- _Problem_
In the listing that follows, count the lines holding the word "name" and report only that number.

— Start of Data supplied —

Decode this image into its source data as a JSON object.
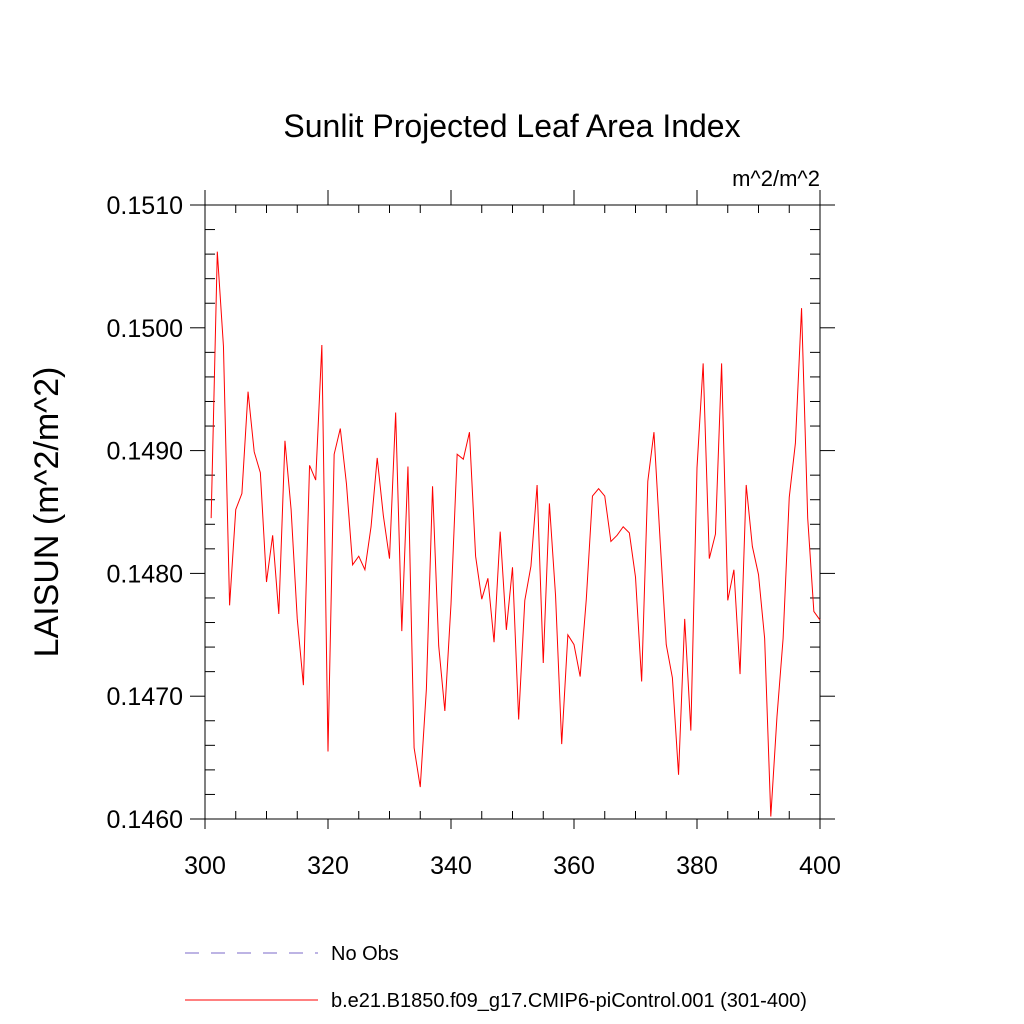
{
  "chart_data": {
    "type": "line",
    "title": "Sunlit Projected Leaf Area Index",
    "units": "m^2/m^2",
    "xlabel": "",
    "ylabel": "LAISUN  (m^2/m^2)",
    "xlim": [
      300,
      400
    ],
    "ylim": [
      0.146,
      0.151
    ],
    "xticks": [
      300,
      320,
      340,
      360,
      380,
      400
    ],
    "xtick_labels": [
      "300",
      "320",
      "340",
      "360",
      "380",
      "400"
    ],
    "yticks": [
      0.146,
      0.147,
      0.148,
      0.149,
      0.15,
      0.151
    ],
    "ytick_labels": [
      "0.1460",
      "0.1470",
      "0.1480",
      "0.1490",
      "0.1500",
      "0.1510"
    ],
    "grid": false,
    "legend_position": "bottom",
    "series": [
      {
        "name": "No Obs",
        "color": "#7b68c8",
        "style": "dashed",
        "x": [],
        "y": []
      },
      {
        "name": "b.e21.B1850.f09_g17.CMIP6-piControl.001 (301-400)",
        "color": "#ff0000",
        "style": "solid",
        "x": [
          301,
          302,
          303,
          304,
          305,
          306,
          307,
          308,
          309,
          310,
          311,
          312,
          313,
          314,
          315,
          316,
          317,
          318,
          319,
          320,
          321,
          322,
          323,
          324,
          325,
          326,
          327,
          328,
          329,
          330,
          331,
          332,
          333,
          334,
          335,
          336,
          337,
          338,
          339,
          340,
          341,
          342,
          343,
          344,
          345,
          346,
          347,
          348,
          349,
          350,
          351,
          352,
          353,
          354,
          355,
          356,
          357,
          358,
          359,
          360,
          361,
          362,
          363,
          364,
          365,
          366,
          367,
          368,
          369,
          370,
          371,
          372,
          373,
          374,
          375,
          376,
          377,
          378,
          379,
          380,
          381,
          382,
          383,
          384,
          385,
          386,
          387,
          388,
          389,
          390,
          391,
          392,
          393,
          394,
          395,
          396,
          397,
          398,
          399,
          400
        ],
        "y": [
          0.14845,
          0.15062,
          0.14985,
          0.14774,
          0.14852,
          0.14865,
          0.14948,
          0.14899,
          0.14882,
          0.14793,
          0.14831,
          0.14767,
          0.14908,
          0.14852,
          0.14763,
          0.14709,
          0.14888,
          0.14876,
          0.14986,
          0.14655,
          0.14897,
          0.14918,
          0.14873,
          0.14807,
          0.14814,
          0.14803,
          0.14838,
          0.14894,
          0.14847,
          0.14812,
          0.14931,
          0.14753,
          0.14887,
          0.14658,
          0.14626,
          0.14706,
          0.14871,
          0.14741,
          0.14688,
          0.14775,
          0.14897,
          0.14893,
          0.14915,
          0.14814,
          0.14779,
          0.14796,
          0.14744,
          0.14834,
          0.14754,
          0.14805,
          0.14681,
          0.14778,
          0.14806,
          0.14872,
          0.14727,
          0.14857,
          0.14782,
          0.14661,
          0.1475,
          0.14742,
          0.14716,
          0.14779,
          0.14863,
          0.14869,
          0.14863,
          0.14826,
          0.14831,
          0.14838,
          0.14833,
          0.14797,
          0.14712,
          0.14875,
          0.14915,
          0.14827,
          0.14742,
          0.14715,
          0.14636,
          0.14763,
          0.14672,
          0.14886,
          0.14971,
          0.14812,
          0.14832,
          0.14971,
          0.14778,
          0.14803,
          0.14718,
          0.14872,
          0.14822,
          0.14799,
          0.14747,
          0.14602,
          0.14683,
          0.14747,
          0.14862,
          0.14906,
          0.15016,
          0.14845,
          0.14769,
          0.14762
        ]
      }
    ]
  }
}
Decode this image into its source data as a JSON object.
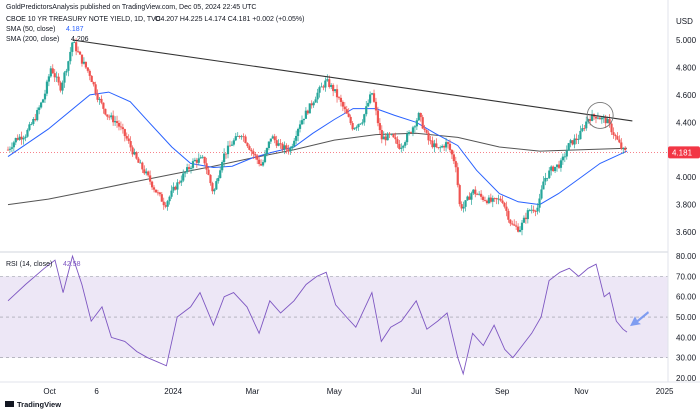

— End of Data supplied —

- _Solved problem_
2